-- Begin --

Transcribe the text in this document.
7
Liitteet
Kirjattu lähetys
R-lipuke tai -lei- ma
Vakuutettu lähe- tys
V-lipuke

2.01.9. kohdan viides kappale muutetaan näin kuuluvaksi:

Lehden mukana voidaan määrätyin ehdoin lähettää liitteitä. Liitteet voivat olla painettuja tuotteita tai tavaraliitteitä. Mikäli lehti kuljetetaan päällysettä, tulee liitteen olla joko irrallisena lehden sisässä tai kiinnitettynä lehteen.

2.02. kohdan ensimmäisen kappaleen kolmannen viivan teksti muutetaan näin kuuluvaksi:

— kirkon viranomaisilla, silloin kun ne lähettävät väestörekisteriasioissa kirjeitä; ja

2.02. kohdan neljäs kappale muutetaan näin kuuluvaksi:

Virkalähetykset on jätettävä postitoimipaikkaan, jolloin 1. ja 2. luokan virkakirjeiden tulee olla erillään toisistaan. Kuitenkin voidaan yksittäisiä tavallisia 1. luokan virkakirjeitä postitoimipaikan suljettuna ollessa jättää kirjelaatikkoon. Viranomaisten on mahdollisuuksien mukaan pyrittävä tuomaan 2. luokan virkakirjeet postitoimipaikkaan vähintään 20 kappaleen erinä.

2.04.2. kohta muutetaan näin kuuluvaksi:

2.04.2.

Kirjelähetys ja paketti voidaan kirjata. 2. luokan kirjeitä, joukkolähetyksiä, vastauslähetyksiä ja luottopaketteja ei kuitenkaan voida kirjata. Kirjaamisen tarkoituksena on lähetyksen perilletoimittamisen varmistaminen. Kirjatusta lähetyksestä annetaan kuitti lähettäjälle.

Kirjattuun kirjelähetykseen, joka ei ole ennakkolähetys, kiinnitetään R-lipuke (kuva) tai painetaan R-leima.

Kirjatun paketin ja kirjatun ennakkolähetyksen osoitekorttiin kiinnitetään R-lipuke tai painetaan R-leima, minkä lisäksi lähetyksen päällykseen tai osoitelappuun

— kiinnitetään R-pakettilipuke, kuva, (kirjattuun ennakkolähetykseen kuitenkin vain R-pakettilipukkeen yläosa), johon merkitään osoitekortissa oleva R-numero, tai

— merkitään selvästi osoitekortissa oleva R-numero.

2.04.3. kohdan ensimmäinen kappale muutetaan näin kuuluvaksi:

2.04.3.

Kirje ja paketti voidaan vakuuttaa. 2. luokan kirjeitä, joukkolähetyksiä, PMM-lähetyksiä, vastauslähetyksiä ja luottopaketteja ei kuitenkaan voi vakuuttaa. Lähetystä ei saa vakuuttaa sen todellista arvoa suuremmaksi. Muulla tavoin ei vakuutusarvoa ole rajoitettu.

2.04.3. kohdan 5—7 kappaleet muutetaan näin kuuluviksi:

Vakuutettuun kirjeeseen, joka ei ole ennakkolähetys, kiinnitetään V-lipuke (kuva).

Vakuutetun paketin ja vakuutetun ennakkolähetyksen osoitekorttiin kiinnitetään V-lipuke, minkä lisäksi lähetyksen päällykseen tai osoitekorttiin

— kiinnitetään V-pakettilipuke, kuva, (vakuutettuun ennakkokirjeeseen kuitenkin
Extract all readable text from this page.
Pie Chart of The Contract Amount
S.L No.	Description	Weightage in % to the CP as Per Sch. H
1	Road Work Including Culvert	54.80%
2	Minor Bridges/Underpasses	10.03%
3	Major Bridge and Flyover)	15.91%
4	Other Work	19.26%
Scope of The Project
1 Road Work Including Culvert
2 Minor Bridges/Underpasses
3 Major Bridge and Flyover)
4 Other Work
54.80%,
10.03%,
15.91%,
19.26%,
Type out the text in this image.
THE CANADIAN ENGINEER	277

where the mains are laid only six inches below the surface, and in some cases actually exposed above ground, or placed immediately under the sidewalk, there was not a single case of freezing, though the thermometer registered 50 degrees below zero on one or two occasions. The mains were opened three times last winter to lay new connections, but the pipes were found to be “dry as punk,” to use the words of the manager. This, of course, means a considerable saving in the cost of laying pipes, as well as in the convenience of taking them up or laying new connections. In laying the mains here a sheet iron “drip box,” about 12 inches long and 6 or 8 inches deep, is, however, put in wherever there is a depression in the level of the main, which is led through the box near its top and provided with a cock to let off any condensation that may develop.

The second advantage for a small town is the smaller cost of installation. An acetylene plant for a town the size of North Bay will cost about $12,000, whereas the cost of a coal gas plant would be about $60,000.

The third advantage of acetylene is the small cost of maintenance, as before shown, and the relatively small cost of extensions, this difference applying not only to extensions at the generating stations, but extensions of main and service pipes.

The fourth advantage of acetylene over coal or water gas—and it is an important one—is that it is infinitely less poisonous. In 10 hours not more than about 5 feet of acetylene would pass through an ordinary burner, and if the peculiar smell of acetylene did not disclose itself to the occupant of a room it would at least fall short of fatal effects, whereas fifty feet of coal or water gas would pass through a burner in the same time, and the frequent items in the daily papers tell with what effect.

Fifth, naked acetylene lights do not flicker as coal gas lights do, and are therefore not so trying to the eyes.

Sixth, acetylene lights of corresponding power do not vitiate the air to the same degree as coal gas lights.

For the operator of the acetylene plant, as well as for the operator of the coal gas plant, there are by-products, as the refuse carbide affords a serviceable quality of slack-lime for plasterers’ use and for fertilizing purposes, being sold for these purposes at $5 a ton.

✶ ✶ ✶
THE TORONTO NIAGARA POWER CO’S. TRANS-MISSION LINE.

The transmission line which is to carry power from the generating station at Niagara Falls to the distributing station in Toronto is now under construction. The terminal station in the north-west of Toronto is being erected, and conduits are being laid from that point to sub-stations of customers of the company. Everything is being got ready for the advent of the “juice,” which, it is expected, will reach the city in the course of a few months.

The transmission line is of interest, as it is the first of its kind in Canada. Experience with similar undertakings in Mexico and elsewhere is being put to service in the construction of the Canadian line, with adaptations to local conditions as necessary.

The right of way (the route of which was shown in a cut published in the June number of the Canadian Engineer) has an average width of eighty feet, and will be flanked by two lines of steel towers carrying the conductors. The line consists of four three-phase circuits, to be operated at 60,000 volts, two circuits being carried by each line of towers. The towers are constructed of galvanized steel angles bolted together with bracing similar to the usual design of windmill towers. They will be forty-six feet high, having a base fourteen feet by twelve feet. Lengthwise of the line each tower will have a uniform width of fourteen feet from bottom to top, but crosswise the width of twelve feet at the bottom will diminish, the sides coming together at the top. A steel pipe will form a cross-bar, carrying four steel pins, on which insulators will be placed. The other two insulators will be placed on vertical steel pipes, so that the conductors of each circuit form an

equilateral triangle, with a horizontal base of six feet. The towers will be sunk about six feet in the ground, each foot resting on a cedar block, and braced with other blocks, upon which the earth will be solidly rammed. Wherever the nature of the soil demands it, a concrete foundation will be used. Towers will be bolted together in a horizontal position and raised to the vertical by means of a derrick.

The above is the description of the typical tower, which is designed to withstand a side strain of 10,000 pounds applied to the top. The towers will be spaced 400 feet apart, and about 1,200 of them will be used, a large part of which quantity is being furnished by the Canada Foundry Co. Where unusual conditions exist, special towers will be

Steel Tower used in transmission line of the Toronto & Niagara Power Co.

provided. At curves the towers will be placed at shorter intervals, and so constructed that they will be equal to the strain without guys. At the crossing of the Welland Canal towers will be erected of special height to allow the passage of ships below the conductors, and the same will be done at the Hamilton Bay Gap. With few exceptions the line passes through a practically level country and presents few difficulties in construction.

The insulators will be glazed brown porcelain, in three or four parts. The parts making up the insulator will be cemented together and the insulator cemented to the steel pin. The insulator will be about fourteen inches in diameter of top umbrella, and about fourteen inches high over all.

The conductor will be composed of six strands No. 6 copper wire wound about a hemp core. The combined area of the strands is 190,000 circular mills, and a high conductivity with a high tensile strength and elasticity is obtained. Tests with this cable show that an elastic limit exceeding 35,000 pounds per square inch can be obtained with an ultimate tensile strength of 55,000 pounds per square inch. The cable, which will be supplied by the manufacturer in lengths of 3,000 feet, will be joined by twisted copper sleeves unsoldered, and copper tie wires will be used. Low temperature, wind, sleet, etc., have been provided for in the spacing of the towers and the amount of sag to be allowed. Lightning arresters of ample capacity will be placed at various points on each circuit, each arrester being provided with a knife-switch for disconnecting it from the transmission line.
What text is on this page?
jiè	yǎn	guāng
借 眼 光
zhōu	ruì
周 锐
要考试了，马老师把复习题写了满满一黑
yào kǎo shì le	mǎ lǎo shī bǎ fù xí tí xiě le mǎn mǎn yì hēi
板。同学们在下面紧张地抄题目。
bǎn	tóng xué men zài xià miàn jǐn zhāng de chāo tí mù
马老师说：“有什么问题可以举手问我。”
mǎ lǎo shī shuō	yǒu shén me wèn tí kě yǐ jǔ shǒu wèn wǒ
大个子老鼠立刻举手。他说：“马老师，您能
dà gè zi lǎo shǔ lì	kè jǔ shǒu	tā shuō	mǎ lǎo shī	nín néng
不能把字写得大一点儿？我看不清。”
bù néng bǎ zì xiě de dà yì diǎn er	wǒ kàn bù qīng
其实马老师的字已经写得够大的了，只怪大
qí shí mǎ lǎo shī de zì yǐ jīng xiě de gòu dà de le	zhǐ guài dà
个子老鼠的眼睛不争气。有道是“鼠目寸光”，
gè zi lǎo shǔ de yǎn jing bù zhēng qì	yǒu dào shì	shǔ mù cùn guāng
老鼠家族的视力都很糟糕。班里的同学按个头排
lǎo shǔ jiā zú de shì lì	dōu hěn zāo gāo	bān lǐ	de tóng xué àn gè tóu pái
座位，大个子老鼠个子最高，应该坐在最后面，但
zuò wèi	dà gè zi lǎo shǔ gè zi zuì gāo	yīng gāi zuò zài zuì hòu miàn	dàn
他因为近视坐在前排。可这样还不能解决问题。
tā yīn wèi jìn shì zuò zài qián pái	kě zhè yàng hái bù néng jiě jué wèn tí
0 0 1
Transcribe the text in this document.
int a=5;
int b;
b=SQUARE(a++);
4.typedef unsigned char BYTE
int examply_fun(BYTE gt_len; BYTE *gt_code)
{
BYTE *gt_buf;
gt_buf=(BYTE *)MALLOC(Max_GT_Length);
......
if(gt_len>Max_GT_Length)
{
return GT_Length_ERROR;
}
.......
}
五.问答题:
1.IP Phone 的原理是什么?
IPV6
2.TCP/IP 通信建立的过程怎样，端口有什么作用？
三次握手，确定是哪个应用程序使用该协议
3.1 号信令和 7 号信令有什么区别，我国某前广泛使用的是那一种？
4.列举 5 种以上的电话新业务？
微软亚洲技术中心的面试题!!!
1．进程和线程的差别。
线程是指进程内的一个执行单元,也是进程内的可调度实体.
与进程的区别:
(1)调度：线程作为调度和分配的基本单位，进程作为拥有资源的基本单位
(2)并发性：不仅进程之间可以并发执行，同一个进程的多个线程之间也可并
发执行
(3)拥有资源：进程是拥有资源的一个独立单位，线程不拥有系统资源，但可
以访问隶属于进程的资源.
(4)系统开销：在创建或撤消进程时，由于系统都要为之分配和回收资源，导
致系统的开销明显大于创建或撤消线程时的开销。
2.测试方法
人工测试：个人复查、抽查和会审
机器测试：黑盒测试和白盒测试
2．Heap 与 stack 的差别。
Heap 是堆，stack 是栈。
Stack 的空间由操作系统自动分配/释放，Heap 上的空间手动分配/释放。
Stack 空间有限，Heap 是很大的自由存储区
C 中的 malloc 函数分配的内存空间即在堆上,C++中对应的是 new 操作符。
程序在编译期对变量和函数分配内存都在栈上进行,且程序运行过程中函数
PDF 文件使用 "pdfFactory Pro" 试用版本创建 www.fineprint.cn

-- End --

PROBLEM DESCRIPTION ▸
Search the listing above for the string "olla". Copy every line that contains it.

WORKED SOLUTION ▸
Lehden mukana voidaan määrätyin ehdoin lähettää liitteitä. Liitteet voivat olla painettuja tuotteita tai tavaraliitteitä. Mikäli lehti kuljetetaan päällysettä, tulee liitteen olla joko irrallisena lehden sisässä tai kiinnitettynä lehteen.
Virkalähetykset on jätettävä postitoimipaikkaan, jolloin 1. ja 2. luokan virkakirjeiden tulee olla erillään toisistaan. Kuitenkin voidaan yksittäisiä tavallisia 1. luokan virkakirjeitä postitoimipaikan suljettuna ollessa jättää kirjelaatikkoon. Viranomaisten on mahdollisuuksien mukaan pyrittävä tuomaan 2. luokan virkakirjeet postitoimipaikkaan vähintään 20 kappaleen erinä.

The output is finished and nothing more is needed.